Start of PROVIDED DATA

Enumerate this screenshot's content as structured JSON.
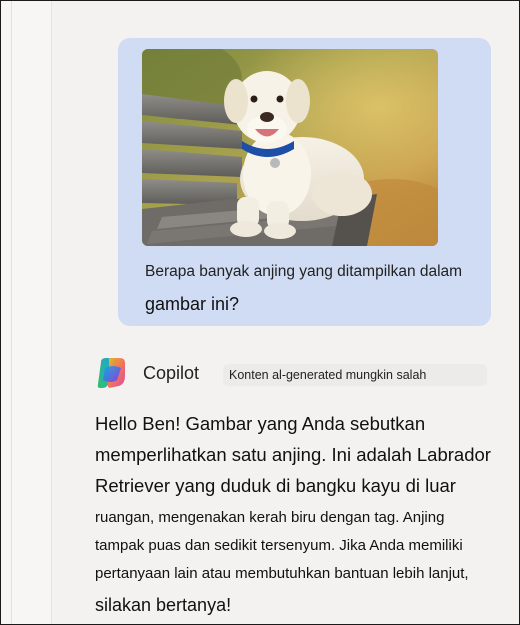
{
  "user_message": {
    "image_alt": "dog-on-bench-photo",
    "line1": "Berapa banyak anjing yang ditampilkan dalam",
    "line2": "gambar ini?"
  },
  "assistant": {
    "name": "Copilot",
    "disclaimer": "Konten al-generated mungkin salah",
    "response_lines": [
      "Hello Ben! Gambar yang Anda sebutkan",
      "memperlihatkan satu anjing. Ini adalah Labrador",
      "Retriever yang duduk di bangku kayu di luar",
      "ruangan, mengenakan kerah biru dengan tag. Anjing",
      "tampak puas dan sedikit tersenyum. Jika Anda memiliki",
      "pertanyaan lain atau membutuhkan bantuan lebih lanjut,",
      "silakan bertanya!"
    ]
  },
  "colors": {
    "user_bubble": "#cfdcf3",
    "background": "#f3f2f1",
    "collar": "#1e4fa8"
  }
}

End of PROVIDED DATA

Repeat each entry exactly as it appears; skip any picture.

Enumerate this screenshot's content as structured JSON.
{
  "user_message": {
    "image_alt": "dog-on-bench-photo",
    "line1": "Berapa banyak anjing yang ditampilkan dalam",
    "line2": "gambar ini?"
  },
  "assistant": {
    "name": "Copilot",
    "disclaimer": "Konten al-generated mungkin salah",
    "response_lines": [
      "Hello Ben! Gambar yang Anda sebutkan",
      "memperlihatkan satu anjing. Ini adalah Labrador",
      "Retriever yang duduk di bangku kayu di luar",
      "ruangan, mengenakan kerah biru dengan tag. Anjing",
      "tampak puas dan sedikit tersenyum. Jika Anda memiliki",
      "pertanyaan lain atau membutuhkan bantuan lebih lanjut,",
      "silakan bertanya!"
    ]
  },
  "colors": {
    "user_bubble": "#cfdcf3",
    "background": "#f3f2f1",
    "collar": "#1e4fa8"
  }
}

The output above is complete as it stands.